Select all lines holding the word "キャンセル" from the entries that follow.

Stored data
· · · ·
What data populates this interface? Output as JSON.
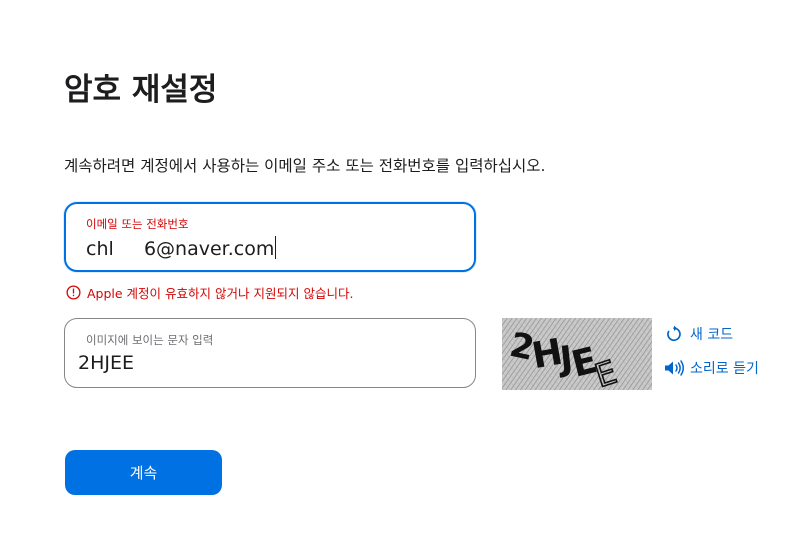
{
  "page": {
    "title": "암호 재설정",
    "instructions": "계속하려면 계정에서 사용하는 이메일 주소 또는 전화번호를 입력하십시오."
  },
  "email_field": {
    "label": "이메일 또는 전화번호",
    "value": "chl     6@naver.com"
  },
  "error": {
    "icon": "error-circle-icon",
    "message": "Apple 계정이 유효하지 않거나 지원되지 않습니다."
  },
  "captcha_field": {
    "label": "이미지에 보이는 문자 입력",
    "value": "2HJEE"
  },
  "captcha_image": {
    "text": "2HJEE"
  },
  "captcha_actions": {
    "new_code": {
      "label": "새 코드",
      "icon": "refresh-icon"
    },
    "listen": {
      "label": "소리로 듣기",
      "icon": "speaker-icon"
    }
  },
  "continue_button": {
    "label": "계속"
  },
  "colors": {
    "accent": "#0071e3",
    "link": "#0066cc",
    "error": "#d30505",
    "text": "#1d1d1f"
  }
}
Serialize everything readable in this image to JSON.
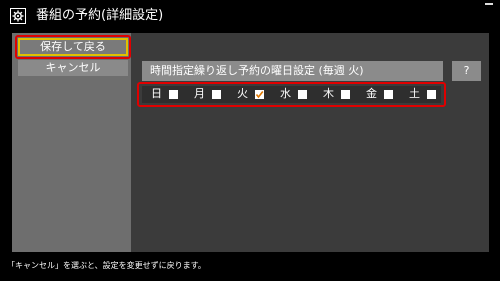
{
  "window": {
    "title": "番組の予約(詳細設定)",
    "app_icon": "gear-icon"
  },
  "sidebar": {
    "save_label": "保存して戻る",
    "cancel_label": "キャンセル"
  },
  "main": {
    "header": "時間指定繰り返し予約の曜日設定 (毎週 火)",
    "help_label": "?"
  },
  "days": [
    {
      "label": "日",
      "checked": false
    },
    {
      "label": "月",
      "checked": false
    },
    {
      "label": "火",
      "checked": true
    },
    {
      "label": "水",
      "checked": false
    },
    {
      "label": "木",
      "checked": false
    },
    {
      "label": "金",
      "checked": false
    },
    {
      "label": "土",
      "checked": false
    }
  ],
  "status": {
    "text": "「キャンセル」を選ぶと、設定を変更せずに戻ります。"
  },
  "colors": {
    "highlight": "#e00000",
    "focus": "#e0c000",
    "check": "#e07800"
  }
}
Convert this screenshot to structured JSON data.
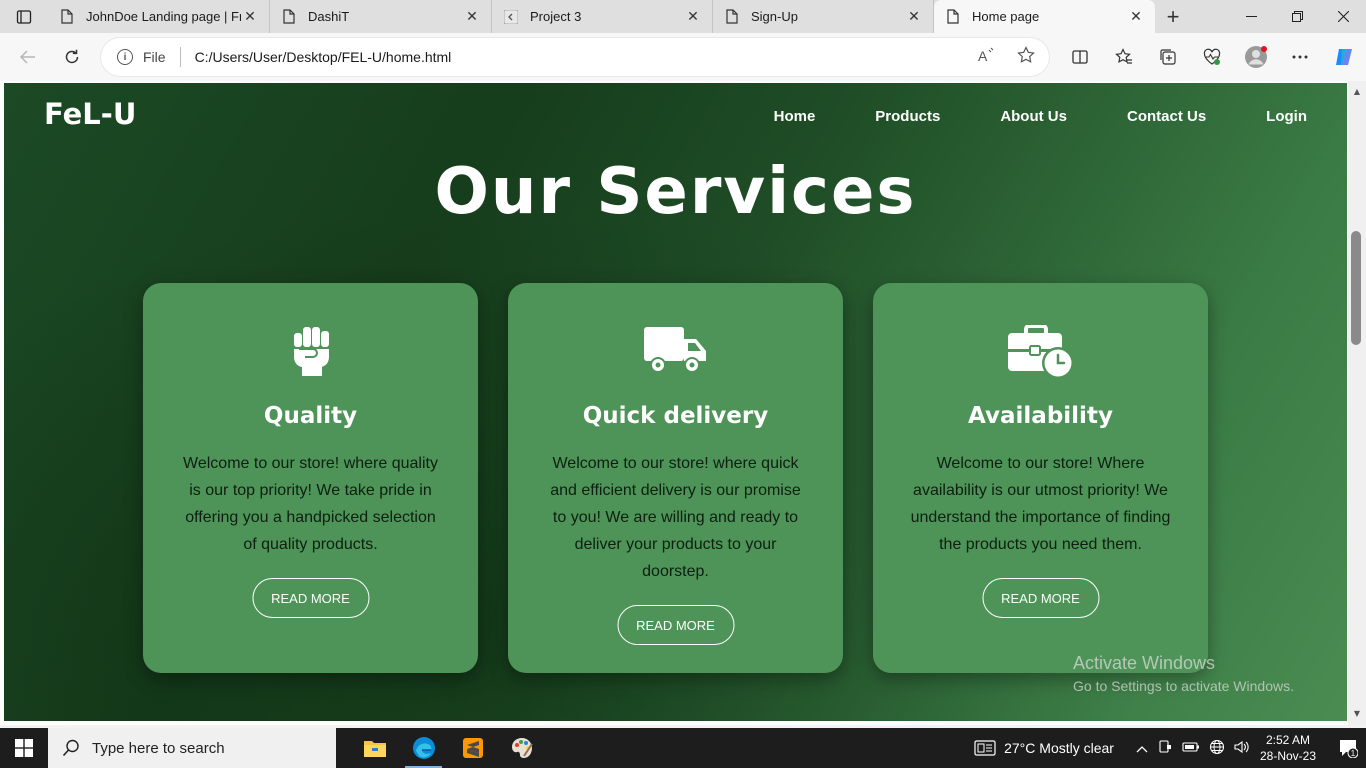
{
  "browser": {
    "tabs": [
      {
        "title": "JohnDoe Landing page | Free",
        "icon": "page-icon",
        "active": false
      },
      {
        "title": "DashiT",
        "icon": "page-icon",
        "active": false
      },
      {
        "title": "Project 3",
        "icon": "site-icon",
        "active": false
      },
      {
        "title": "Sign-Up",
        "icon": "page-icon",
        "active": false
      },
      {
        "title": "Home page",
        "icon": "page-icon",
        "active": true
      }
    ],
    "address": {
      "file_label": "File",
      "url": "C:/Users/User/Desktop/FEL-U/home.html"
    }
  },
  "site": {
    "logo": "FeL-U",
    "nav": [
      "Home",
      "Products",
      "About Us",
      "Contact Us",
      "Login"
    ],
    "section_title": "Our Services",
    "cards": [
      {
        "icon": "fist-icon",
        "title": "Quality",
        "text": "Welcome to our store! where quality is our top priority! We take pride in offering you a handpicked selection of quality products.",
        "button": "READ MORE"
      },
      {
        "icon": "truck-icon",
        "title": "Quick delivery",
        "text": "Welcome to our store! where quick and efficient delivery is our promise to you! We are willing and ready to deliver your products to your doorstep.",
        "button": "READ MORE"
      },
      {
        "icon": "briefcase-clock-icon",
        "title": "Availability",
        "text": "Welcome to our store! Where availability is our utmost priority! We understand the importance of finding the products you need them.",
        "button": "READ MORE"
      }
    ]
  },
  "watermark": {
    "line1": "Activate Windows",
    "line2": "Go to Settings to activate Windows."
  },
  "taskbar": {
    "search_placeholder": "Type here to search",
    "weather": "27°C  Mostly clear",
    "time": "2:52 AM",
    "date": "28-Nov-23",
    "notification_count": "1"
  },
  "colors": {
    "card_bg": "#4e9458",
    "page_dark": "#163d1c",
    "page_light": "#4a8c52"
  }
}
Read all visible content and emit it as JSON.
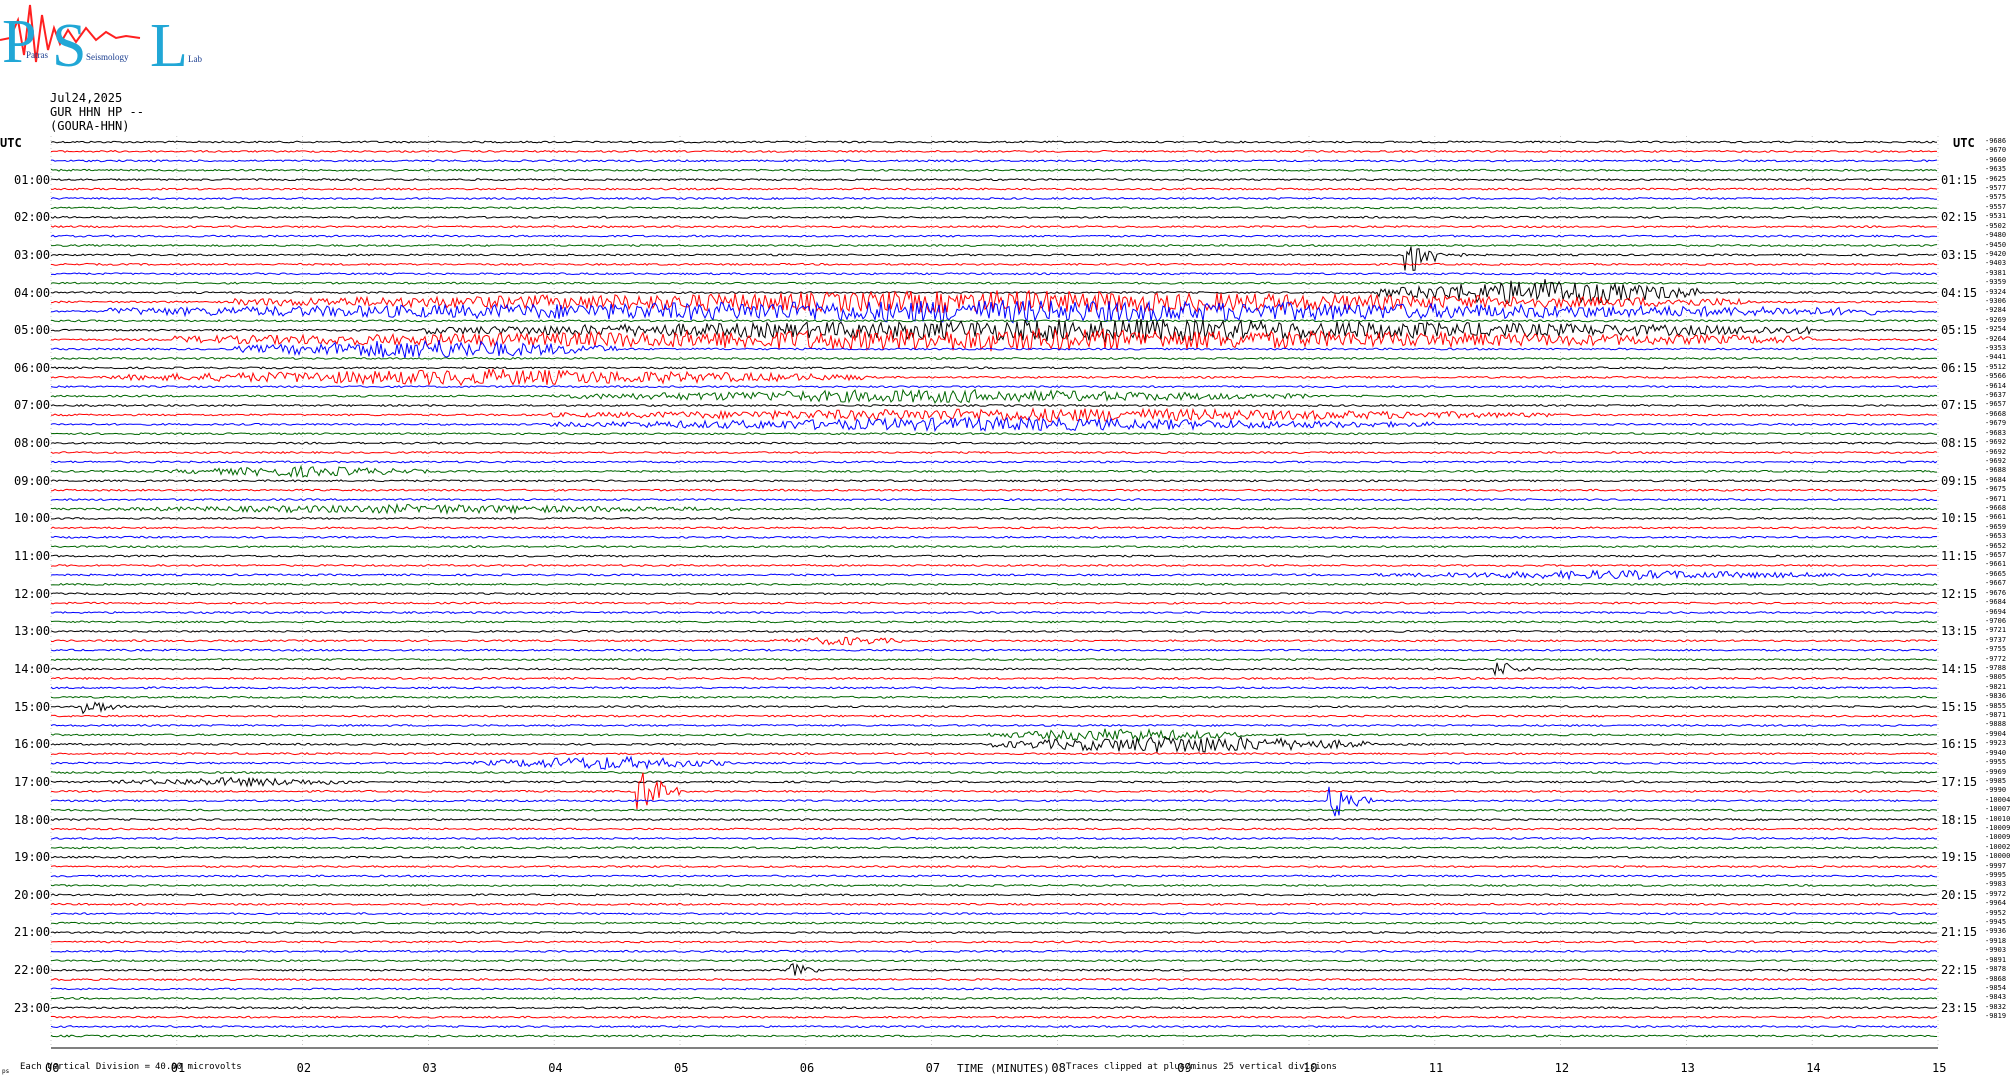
{
  "logo": {
    "letters": "PSL",
    "words": [
      "Patras",
      "Seismology",
      "Lab"
    ]
  },
  "header": {
    "date": "Jul24,2025",
    "station": "GUR HHN HP --",
    "site": "(GOURA-HHN)"
  },
  "axis_label_left": "UTC",
  "axis_label_right": "UTC",
  "colors": {
    "cycle": [
      "#000000",
      "#ff0000",
      "#0000ff",
      "#006600"
    ]
  },
  "chart_data": {
    "type": "line",
    "subtype": "helicorder",
    "xlabel": "TIME (MINUTES)",
    "x_ticks": [
      "00",
      "01",
      "02",
      "03",
      "04",
      "05",
      "06",
      "07",
      "08",
      "09",
      "10",
      "11",
      "12",
      "13",
      "14",
      "15"
    ],
    "xlim": [
      0,
      15
    ],
    "rows": 96,
    "minutes_per_row": 15,
    "left_hour_labels": [
      "01:00",
      "02:00",
      "03:00",
      "04:00",
      "05:00",
      "06:00",
      "07:00",
      "08:00",
      "09:00",
      "10:00",
      "11:00",
      "12:00",
      "13:00",
      "14:00",
      "15:00",
      "16:00",
      "17:00",
      "18:00",
      "19:00",
      "20:00",
      "21:00",
      "22:00",
      "23:00"
    ],
    "right_hour_labels": [
      "01:15",
      "02:15",
      "03:15",
      "04:15",
      "05:15",
      "06:15",
      "07:15",
      "08:15",
      "09:15",
      "10:15",
      "11:15",
      "12:15",
      "13:15",
      "14:15",
      "15:15",
      "16:15",
      "17:15",
      "18:15",
      "19:15",
      "20:15",
      "21:15",
      "22:15",
      "23:15"
    ],
    "row_offsets": [
      "-9686",
      "-9670",
      "-9660",
      "-9635",
      "-9625",
      "-9577",
      "-9575",
      "-9557",
      "-9531",
      "-9502",
      "-9480",
      "-9450",
      "-9420",
      "-9403",
      "-9381",
      "-9359",
      "-9324",
      "-9306",
      "-9284",
      "-9269",
      "-9254",
      "-9264",
      "-9353",
      "-9441",
      "-9512",
      "-9566",
      "-9614",
      "-9637",
      "-9657",
      "-9668",
      "-9679",
      "-9683",
      "-9692",
      "-9692",
      "-9692",
      "-9688",
      "-9684",
      "-9675",
      "-9671",
      "-9668",
      "-9661",
      "-9659",
      "-9653",
      "-9652",
      "-9657",
      "-9661",
      "-9665",
      "-9667",
      "-9676",
      "-9684",
      "-9694",
      "-9706",
      "-9721",
      "-9737",
      "-9755",
      "-9772",
      "-9788",
      "-9805",
      "-9821",
      "-9836",
      "-9855",
      "-9871",
      "-9888",
      "-9904",
      "-9923",
      "-9940",
      "-9955",
      "-9969",
      "-9985",
      "-9990",
      "-10004",
      "-10007",
      "-10010",
      "-10009",
      "-10009",
      "-10002",
      "-10000",
      "-9997",
      "-9995",
      "-9983",
      "-9972",
      "-9964",
      "-9952",
      "-9945",
      "-9936",
      "-9918",
      "-9903",
      "-9891",
      "-9878",
      "-9868",
      "-9854",
      "-9843",
      "-9832",
      "-9819"
    ],
    "events": [
      {
        "row": 12,
        "minute": 10.8,
        "amplitude": 5,
        "duration_min": 0.5
      },
      {
        "row": 16,
        "minute": 10.6,
        "amplitude": 3,
        "duration_min": 2.5
      },
      {
        "row": 17,
        "minute": 1.5,
        "amplitude": 2.5,
        "duration_min": 12
      },
      {
        "row": 18,
        "minute": 0.5,
        "amplitude": 2.5,
        "duration_min": 14
      },
      {
        "row": 20,
        "minute": 3.0,
        "amplitude": 2.5,
        "duration_min": 11
      },
      {
        "row": 21,
        "minute": 1.0,
        "amplitude": 2.5,
        "duration_min": 13
      },
      {
        "row": 22,
        "minute": 1.5,
        "amplitude": 2.2,
        "duration_min": 3
      },
      {
        "row": 25,
        "minute": 0.5,
        "amplitude": 1.8,
        "duration_min": 6
      },
      {
        "row": 27,
        "minute": 4.0,
        "amplitude": 1.5,
        "duration_min": 6
      },
      {
        "row": 29,
        "minute": 4.0,
        "amplitude": 1.5,
        "duration_min": 8
      },
      {
        "row": 30,
        "minute": 4.0,
        "amplitude": 1.5,
        "duration_min": 7
      },
      {
        "row": 35,
        "minute": 1.0,
        "amplitude": 1.2,
        "duration_min": 2
      },
      {
        "row": 39,
        "minute": 0.5,
        "amplitude": 1.0,
        "duration_min": 5
      },
      {
        "row": 46,
        "minute": 10.5,
        "amplitude": 1.0,
        "duration_min": 4
      },
      {
        "row": 53,
        "minute": 5.8,
        "amplitude": 1.0,
        "duration_min": 1
      },
      {
        "row": 56,
        "minute": 11.5,
        "amplitude": 2.0,
        "duration_min": 0.3
      },
      {
        "row": 60,
        "minute": 0.3,
        "amplitude": 2.0,
        "duration_min": 0.3
      },
      {
        "row": 63,
        "minute": 7.5,
        "amplitude": 1.5,
        "duration_min": 2
      },
      {
        "row": 64,
        "minute": 7.5,
        "amplitude": 2.0,
        "duration_min": 3
      },
      {
        "row": 66,
        "minute": 3.4,
        "amplitude": 1.5,
        "duration_min": 2
      },
      {
        "row": 68,
        "minute": 0.5,
        "amplitude": 1.0,
        "duration_min": 2
      },
      {
        "row": 69,
        "minute": 4.7,
        "amplitude": 5,
        "duration_min": 0.3
      },
      {
        "row": 70,
        "minute": 10.2,
        "amplitude": 4,
        "duration_min": 0.3
      },
      {
        "row": 88,
        "minute": 5.9,
        "amplitude": 1.5,
        "duration_min": 0.2
      }
    ]
  },
  "footer": {
    "division_label": "Each Vertical Division =",
    "division_value": "40.00 microvolts",
    "clip_note": "Traces clipped at plus/minus 25 vertical divisions",
    "corner": "ps"
  }
}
· · · ·
Output for this exercise:
    "cancel_label": "キャンセル"
    "text": "「キャンセル」を選ぶと、設定を変更せずに戻ります。"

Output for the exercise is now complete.